Find out how many lines of the material contain the string "month" and give only that figure.
__________________________________________________
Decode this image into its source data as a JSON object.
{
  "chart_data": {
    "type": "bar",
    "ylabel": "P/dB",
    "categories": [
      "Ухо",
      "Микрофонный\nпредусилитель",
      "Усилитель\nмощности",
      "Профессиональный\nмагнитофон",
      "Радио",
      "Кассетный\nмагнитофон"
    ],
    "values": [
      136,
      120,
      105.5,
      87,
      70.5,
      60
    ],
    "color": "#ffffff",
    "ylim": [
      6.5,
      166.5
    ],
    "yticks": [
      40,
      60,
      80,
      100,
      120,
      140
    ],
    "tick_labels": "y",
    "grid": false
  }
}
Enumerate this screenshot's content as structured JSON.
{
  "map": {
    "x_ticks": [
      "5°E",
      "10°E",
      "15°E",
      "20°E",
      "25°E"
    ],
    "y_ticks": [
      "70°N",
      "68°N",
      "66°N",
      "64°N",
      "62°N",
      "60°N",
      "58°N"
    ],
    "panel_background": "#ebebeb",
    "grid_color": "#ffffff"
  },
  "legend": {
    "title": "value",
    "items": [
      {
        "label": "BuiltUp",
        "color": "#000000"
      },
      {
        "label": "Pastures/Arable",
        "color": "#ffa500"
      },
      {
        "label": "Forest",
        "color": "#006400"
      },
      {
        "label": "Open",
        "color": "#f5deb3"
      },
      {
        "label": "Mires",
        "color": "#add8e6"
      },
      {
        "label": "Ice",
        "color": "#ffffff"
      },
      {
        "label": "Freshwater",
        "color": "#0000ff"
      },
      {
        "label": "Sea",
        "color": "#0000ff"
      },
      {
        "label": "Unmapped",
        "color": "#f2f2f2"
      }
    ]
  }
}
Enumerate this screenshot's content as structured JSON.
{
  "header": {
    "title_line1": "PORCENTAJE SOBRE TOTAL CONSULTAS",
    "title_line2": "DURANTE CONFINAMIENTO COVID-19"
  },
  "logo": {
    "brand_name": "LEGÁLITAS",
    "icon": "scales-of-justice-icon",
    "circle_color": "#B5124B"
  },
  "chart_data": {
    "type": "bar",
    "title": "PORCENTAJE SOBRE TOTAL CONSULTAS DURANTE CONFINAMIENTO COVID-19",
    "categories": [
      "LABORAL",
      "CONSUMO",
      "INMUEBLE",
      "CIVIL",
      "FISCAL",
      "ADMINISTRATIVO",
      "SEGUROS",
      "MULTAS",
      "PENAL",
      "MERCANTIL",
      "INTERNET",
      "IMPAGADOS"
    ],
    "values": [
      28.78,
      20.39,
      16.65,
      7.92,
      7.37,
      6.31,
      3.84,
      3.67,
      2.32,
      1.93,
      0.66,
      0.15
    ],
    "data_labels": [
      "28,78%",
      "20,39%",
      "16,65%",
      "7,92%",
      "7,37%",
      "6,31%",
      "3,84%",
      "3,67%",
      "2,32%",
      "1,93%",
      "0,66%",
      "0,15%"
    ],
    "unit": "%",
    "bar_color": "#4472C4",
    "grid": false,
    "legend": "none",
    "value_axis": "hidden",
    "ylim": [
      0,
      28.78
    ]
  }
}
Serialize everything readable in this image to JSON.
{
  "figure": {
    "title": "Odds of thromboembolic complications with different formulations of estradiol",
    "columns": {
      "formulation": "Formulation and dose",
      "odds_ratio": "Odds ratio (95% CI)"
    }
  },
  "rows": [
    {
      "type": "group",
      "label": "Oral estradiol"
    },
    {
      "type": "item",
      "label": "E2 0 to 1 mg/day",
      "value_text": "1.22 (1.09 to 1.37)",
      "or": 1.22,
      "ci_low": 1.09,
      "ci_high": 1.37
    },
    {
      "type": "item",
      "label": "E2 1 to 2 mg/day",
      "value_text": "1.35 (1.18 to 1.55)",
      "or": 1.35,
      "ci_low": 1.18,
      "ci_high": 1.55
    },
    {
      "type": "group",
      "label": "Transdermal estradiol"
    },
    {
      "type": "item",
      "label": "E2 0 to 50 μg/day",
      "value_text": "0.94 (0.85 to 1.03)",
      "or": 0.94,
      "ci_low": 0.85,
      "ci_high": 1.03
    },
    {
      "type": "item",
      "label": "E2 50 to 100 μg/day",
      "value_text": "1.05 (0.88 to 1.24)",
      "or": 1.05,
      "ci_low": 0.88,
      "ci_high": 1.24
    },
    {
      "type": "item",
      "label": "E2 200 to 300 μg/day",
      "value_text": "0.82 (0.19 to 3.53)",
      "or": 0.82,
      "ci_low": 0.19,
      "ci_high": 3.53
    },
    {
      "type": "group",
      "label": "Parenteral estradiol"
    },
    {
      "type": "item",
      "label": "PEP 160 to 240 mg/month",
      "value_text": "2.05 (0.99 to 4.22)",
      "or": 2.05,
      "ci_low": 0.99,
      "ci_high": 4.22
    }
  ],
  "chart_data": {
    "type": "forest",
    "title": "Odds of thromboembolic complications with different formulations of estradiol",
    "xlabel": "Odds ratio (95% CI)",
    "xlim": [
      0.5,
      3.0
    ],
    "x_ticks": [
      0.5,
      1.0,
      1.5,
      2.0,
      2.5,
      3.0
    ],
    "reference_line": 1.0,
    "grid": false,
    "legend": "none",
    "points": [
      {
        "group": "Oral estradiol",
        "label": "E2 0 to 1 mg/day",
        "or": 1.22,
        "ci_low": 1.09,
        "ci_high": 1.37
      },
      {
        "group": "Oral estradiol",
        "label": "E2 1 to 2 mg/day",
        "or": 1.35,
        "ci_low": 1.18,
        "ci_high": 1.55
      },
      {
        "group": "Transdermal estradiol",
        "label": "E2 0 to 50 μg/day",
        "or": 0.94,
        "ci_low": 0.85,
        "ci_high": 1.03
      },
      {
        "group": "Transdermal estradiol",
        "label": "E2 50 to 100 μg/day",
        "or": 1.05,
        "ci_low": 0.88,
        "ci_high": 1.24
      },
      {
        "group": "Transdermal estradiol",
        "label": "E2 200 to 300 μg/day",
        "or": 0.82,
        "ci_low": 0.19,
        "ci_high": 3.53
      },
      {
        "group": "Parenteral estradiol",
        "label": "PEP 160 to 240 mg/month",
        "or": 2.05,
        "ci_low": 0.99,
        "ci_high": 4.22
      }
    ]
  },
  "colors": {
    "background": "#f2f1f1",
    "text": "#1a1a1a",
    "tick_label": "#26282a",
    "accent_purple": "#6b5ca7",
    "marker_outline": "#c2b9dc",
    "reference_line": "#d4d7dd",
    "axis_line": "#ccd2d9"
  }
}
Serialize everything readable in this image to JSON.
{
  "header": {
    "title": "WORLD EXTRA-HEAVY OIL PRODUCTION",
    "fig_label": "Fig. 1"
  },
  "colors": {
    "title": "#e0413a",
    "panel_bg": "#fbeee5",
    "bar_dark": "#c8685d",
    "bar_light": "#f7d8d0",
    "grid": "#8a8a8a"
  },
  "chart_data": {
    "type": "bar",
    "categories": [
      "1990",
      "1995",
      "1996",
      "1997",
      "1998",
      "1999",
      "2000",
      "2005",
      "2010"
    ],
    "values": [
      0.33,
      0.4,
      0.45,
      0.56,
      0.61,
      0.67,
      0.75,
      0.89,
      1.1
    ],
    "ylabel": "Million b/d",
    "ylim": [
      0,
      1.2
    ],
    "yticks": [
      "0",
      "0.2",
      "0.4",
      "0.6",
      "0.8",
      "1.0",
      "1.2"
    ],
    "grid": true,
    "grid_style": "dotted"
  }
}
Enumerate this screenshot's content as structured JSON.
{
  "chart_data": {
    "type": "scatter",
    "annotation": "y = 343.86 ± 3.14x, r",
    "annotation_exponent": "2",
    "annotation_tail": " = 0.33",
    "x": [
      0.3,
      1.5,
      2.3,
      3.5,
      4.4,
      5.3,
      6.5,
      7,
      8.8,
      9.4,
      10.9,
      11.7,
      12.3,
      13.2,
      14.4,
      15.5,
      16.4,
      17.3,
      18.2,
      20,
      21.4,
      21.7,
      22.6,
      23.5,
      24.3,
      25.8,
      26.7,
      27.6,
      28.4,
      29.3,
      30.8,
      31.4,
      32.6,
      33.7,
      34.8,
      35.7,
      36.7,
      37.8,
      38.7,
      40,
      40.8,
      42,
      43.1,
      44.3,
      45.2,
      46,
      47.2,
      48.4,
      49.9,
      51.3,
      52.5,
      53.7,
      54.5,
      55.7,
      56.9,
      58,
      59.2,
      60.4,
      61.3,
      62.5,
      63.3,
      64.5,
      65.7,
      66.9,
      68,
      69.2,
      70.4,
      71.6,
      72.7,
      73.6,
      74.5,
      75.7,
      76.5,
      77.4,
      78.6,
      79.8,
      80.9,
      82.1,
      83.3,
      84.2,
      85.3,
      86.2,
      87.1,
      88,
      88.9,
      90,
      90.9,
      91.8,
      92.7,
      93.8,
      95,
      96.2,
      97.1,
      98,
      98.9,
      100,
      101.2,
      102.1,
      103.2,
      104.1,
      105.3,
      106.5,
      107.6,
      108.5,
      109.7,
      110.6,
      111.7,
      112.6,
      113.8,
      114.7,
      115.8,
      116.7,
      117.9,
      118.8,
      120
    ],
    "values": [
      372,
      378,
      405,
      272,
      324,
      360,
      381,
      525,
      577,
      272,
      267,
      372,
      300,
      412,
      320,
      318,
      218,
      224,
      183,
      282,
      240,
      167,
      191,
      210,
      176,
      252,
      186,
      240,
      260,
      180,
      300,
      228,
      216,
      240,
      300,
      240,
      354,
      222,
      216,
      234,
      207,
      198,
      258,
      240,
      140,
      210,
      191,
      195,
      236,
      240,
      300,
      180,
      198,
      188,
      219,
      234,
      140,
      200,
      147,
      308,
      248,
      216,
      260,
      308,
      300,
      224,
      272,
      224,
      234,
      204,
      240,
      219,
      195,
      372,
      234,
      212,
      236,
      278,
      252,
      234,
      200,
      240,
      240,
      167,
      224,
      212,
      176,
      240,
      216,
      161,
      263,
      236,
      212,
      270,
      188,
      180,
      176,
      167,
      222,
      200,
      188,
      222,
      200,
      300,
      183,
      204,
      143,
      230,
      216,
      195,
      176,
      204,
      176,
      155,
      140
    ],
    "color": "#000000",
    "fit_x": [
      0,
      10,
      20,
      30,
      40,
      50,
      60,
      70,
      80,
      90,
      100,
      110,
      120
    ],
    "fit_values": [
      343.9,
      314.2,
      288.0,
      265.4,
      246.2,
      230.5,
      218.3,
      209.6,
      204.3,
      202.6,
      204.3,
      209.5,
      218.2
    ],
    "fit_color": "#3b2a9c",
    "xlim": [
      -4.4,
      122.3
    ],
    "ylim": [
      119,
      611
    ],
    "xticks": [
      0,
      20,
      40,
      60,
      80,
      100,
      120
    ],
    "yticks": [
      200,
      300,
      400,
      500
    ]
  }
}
__________________________________________________
=== RESPONSE BELOW ===
2